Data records
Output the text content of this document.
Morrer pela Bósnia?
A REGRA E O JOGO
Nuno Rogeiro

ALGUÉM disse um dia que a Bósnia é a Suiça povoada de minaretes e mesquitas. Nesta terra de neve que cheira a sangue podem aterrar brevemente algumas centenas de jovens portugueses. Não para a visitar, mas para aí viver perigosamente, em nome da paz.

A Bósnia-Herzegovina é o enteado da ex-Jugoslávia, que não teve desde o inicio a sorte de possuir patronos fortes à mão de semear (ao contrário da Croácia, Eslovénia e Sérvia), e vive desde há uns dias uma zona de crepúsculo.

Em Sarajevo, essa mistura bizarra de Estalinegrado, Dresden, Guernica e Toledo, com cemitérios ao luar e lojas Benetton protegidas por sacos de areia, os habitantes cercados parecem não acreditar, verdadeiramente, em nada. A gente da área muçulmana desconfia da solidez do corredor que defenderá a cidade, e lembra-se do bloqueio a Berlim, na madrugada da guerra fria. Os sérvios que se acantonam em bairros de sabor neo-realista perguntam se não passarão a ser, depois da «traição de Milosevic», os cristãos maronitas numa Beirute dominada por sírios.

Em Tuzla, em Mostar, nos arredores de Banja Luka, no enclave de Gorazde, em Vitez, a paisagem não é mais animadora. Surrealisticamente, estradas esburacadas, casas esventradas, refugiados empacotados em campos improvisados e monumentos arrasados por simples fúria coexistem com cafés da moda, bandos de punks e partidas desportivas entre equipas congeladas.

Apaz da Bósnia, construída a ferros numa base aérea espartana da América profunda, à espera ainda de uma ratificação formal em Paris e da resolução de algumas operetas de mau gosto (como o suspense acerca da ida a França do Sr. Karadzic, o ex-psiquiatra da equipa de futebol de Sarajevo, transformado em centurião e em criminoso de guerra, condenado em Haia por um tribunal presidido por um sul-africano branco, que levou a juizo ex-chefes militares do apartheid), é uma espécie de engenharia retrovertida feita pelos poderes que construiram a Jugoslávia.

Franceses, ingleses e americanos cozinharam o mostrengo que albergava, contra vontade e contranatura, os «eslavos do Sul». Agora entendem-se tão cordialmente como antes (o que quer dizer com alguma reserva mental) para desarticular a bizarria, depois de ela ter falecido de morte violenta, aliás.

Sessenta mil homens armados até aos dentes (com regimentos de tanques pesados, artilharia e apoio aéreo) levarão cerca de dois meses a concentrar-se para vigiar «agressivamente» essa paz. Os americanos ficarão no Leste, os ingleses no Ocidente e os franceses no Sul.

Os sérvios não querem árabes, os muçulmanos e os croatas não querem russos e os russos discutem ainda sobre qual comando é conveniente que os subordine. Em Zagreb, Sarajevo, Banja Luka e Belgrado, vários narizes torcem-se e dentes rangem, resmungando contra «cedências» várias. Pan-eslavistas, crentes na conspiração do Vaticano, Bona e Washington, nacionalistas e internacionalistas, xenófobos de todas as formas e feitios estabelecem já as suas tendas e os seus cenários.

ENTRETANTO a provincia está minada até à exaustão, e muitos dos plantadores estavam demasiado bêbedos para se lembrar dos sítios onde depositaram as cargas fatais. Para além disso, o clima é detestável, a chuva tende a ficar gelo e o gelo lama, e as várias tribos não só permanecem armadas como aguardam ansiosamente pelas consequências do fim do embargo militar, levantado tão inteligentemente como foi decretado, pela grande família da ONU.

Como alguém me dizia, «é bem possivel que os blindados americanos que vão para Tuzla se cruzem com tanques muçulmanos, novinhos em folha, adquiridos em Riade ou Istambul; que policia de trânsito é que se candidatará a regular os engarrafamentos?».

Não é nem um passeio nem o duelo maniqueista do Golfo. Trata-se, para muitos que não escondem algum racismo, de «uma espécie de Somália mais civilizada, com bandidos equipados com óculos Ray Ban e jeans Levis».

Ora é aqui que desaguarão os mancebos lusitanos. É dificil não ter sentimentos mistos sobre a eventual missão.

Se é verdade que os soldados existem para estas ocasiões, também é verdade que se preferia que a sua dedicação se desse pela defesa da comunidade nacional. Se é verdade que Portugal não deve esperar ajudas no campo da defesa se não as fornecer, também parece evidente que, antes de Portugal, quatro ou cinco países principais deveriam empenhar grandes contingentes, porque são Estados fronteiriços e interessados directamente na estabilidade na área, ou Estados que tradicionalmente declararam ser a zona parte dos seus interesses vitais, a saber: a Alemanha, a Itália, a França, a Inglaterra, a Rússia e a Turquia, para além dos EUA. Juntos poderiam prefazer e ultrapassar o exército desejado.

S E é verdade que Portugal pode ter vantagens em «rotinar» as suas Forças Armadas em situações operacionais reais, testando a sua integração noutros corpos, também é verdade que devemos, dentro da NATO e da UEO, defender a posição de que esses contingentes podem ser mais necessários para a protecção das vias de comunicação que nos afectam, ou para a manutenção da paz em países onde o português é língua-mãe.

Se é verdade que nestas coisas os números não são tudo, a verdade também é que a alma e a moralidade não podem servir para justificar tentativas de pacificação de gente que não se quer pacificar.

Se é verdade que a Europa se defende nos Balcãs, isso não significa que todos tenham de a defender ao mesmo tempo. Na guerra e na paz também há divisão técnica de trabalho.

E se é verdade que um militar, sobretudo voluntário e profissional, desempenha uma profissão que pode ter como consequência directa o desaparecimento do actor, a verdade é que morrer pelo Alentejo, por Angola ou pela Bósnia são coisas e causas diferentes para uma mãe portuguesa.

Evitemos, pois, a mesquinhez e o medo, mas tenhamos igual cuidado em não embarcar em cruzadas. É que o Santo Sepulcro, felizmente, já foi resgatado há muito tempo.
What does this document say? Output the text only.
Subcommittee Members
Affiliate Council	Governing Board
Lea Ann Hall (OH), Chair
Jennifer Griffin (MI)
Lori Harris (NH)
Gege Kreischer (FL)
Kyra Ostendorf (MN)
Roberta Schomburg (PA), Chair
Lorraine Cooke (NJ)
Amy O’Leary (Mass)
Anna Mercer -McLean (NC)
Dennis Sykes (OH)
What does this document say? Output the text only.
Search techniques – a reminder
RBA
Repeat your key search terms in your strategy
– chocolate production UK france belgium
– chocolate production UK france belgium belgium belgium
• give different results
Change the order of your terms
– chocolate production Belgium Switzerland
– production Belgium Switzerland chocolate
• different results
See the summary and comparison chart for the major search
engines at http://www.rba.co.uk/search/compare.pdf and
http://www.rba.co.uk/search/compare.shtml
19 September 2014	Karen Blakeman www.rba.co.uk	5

**Problem**
Print all the data exactly.

**Written solution**
Output the text content of this document.
Morrer pela Bósnia?
A REGRA E O JOGO
Nuno Rogeiro

ALGUÉM disse um dia que a Bósnia é a Suiça povoada de minaretes e mesquitas. Nesta terra de neve que cheira a sangue podem aterrar brevemente algumas centenas de jovens portugueses. Não para a visitar, mas para aí viver perigosamente, em nome da paz.

A Bósnia-Herzegovina é o enteado da ex-Jugoslávia, que não teve desde o inicio a sorte de possuir patronos fortes à mão de semear (ao contrário da Croácia, Eslovénia e Sérvia), e vive desde há uns dias uma zona de crepúsculo.

Em Sarajevo, essa mistura bizarra de Estalinegrado, Dresden, Guernica e Toledo, com cemitérios ao luar e lojas Benetton protegidas por sacos de areia, os habitantes cercados parecem não acreditar, verdadeiramente, em nada. A gente da área muçulmana desconfia da solidez do corredor que defenderá a cidade, e lembra-se do bloqueio a Berlim, na madrugada da guerra fria. Os sérvios que se acantonam em bairros de sabor neo-realista perguntam se não passarão a ser, depois da «traição de Milosevic», os cristãos maronitas numa Beirute dominada por sírios.

Em Tuzla, em Mostar, nos arredores de Banja Luka, no enclave de Gorazde, em Vitez, a paisagem não é mais animadora. Surrealisticamente, estradas esburacadas, casas esventradas, refugiados empacotados em campos improvisados e monumentos arrasados por simples fúria coexistem com cafés da moda, bandos de punks e partidas desportivas entre equipas congeladas.

Apaz da Bósnia, construída a ferros numa base aérea espartana da América profunda, à espera ainda de uma ratificação formal em Paris e da resolução de algumas operetas de mau gosto (como o suspense acerca da ida a França do Sr. Karadzic, o ex-psiquiatra da equipa de futebol de Sarajevo, transformado em centurião e em criminoso de guerra, condenado em Haia por um tribunal presidido por um sul-africano branco, que levou a juizo ex-chefes militares do apartheid), é uma espécie de engenharia retrovertida feita pelos poderes que construiram a Jugoslávia.

Franceses, ingleses e americanos cozinharam o mostrengo que albergava, contra vontade e contranatura, os «eslavos do Sul». Agora entendem-se tão cordialmente como antes (o que quer dizer com alguma reserva mental) para desarticular a bizarria, depois de ela ter falecido de morte violenta, aliás.

Sessenta mil homens armados até aos dentes (com regimentos de tanques pesados, artilharia e apoio aéreo) levarão cerca de dois meses a concentrar-se para vigiar «agressivamente» essa paz. Os americanos ficarão no Leste, os ingleses no Ocidente e os franceses no Sul.

Os sérvios não querem árabes, os muçulmanos e os croatas não querem russos e os russos discutem ainda sobre qual comando é conveniente que os subordine. Em Zagreb, Sarajevo, Banja Luka e Belgrado, vários narizes torcem-se e dentes rangem, resmungando contra «cedências» várias. Pan-eslavistas, crentes na conspiração do Vaticano, Bona e Washington, nacionalistas e internacionalistas, xenófobos de todas as formas e feitios estabelecem já as suas tendas e os seus cenários.

ENTRETANTO a provincia está minada até à exaustão, e muitos dos plantadores estavam demasiado bêbedos para se lembrar dos sítios onde depositaram as cargas fatais. Para além disso, o clima é detestável, a chuva tende a ficar gelo e o gelo lama, e as várias tribos não só permanecem armadas como aguardam ansiosamente pelas consequências do fim do embargo militar, levantado tão inteligentemente como foi decretado, pela grande família da ONU.

Como alguém me dizia, «é bem possivel que os blindados americanos que vão para Tuzla se cruzem com tanques muçulmanos, novinhos em folha, adquiridos em Riade ou Istambul; que policia de trânsito é que se candidatará a regular os engarrafamentos?».

Não é nem um passeio nem o duelo maniqueista do Golfo. Trata-se, para muitos que não escondem algum racismo, de «uma espécie de Somália mais civilizada, com bandidos equipados com óculos Ray Ban e jeans Levis».

Ora é aqui que desaguarão os mancebos lusitanos. É dificil não ter sentimentos mistos sobre a eventual missão.

Se é verdade que os soldados existem para estas ocasiões, também é verdade que se preferia que a sua dedicação se desse pela defesa da comunidade nacional. Se é verdade que Portugal não deve esperar ajudas no campo da defesa se não as fornecer, também parece evidente que, antes de Portugal, quatro ou cinco países principais deveriam empenhar grandes contingentes, porque são Estados fronteiriços e interessados directamente na estabilidade na área, ou Estados que tradicionalmente declararam ser a zona parte dos seus interesses vitais, a saber: a Alemanha, a Itália, a França, a Inglaterra, a Rússia e a Turquia, para além dos EUA. Juntos poderiam prefazer e ultrapassar o exército desejado.

S E é verdade que Portugal pode ter vantagens em «rotinar» as suas Forças Armadas em situações operacionais reais, testando a sua integração noutros corpos, também é verdade que devemos, dentro da NATO e da UEO, defender a posição de que esses contingentes podem ser mais necessários para a protecção das vias de comunicação que nos afectam, ou para a manutenção da paz em países onde o português é língua-mãe.

Se é verdade que nestas coisas os números não são tudo, a verdade também é que a alma e a moralidade não podem servir para justificar tentativas de pacificação de gente que não se quer pacificar.

Se é verdade que a Europa se defende nos Balcãs, isso não significa que todos tenham de a defender ao mesmo tempo. Na guerra e na paz também há divisão técnica de trabalho.

E se é verdade que um militar, sobretudo voluntário e profissional, desempenha uma profissão que pode ter como consequência directa o desaparecimento do actor, a verdade é que morrer pelo Alentejo, por Angola ou pela Bósnia são coisas e causas diferentes para uma mãe portuguesa.

Evitemos, pois, a mesquinhez e o medo, mas tenhamos igual cuidado em não embarcar em cruzadas. É que o Santo Sepulcro, felizmente, já foi resgatado há muito tempo.
What does this document say? Output the text only.
Subcommittee Members
Affiliate Council	Governing Board
Lea Ann Hall (OH), Chair
Jennifer Griffin (MI)
Lori Harris (NH)
Gege Kreischer (FL)
Kyra Ostendorf (MN)
Roberta Schomburg (PA), Chair
Lorraine Cooke (NJ)
Amy O’Leary (Mass)
Anna Mercer -McLean (NC)
Dennis Sykes (OH)
What does this document say? Output the text only.
Search techniques – a reminder
RBA
Repeat your key search terms in your strategy
– chocolate production UK france belgium
– chocolate production UK france belgium belgium belgium
• give different results
Change the order of your terms
– chocolate production Belgium Switzerland
– production Belgium Switzerland chocolate
• different results
See the summary and comparison chart for the major search
engines at http://www.rba.co.uk/search/compare.pdf and
http://www.rba.co.uk/search/compare.shtml
19 September 2014	Karen Blakeman www.rba.co.uk	5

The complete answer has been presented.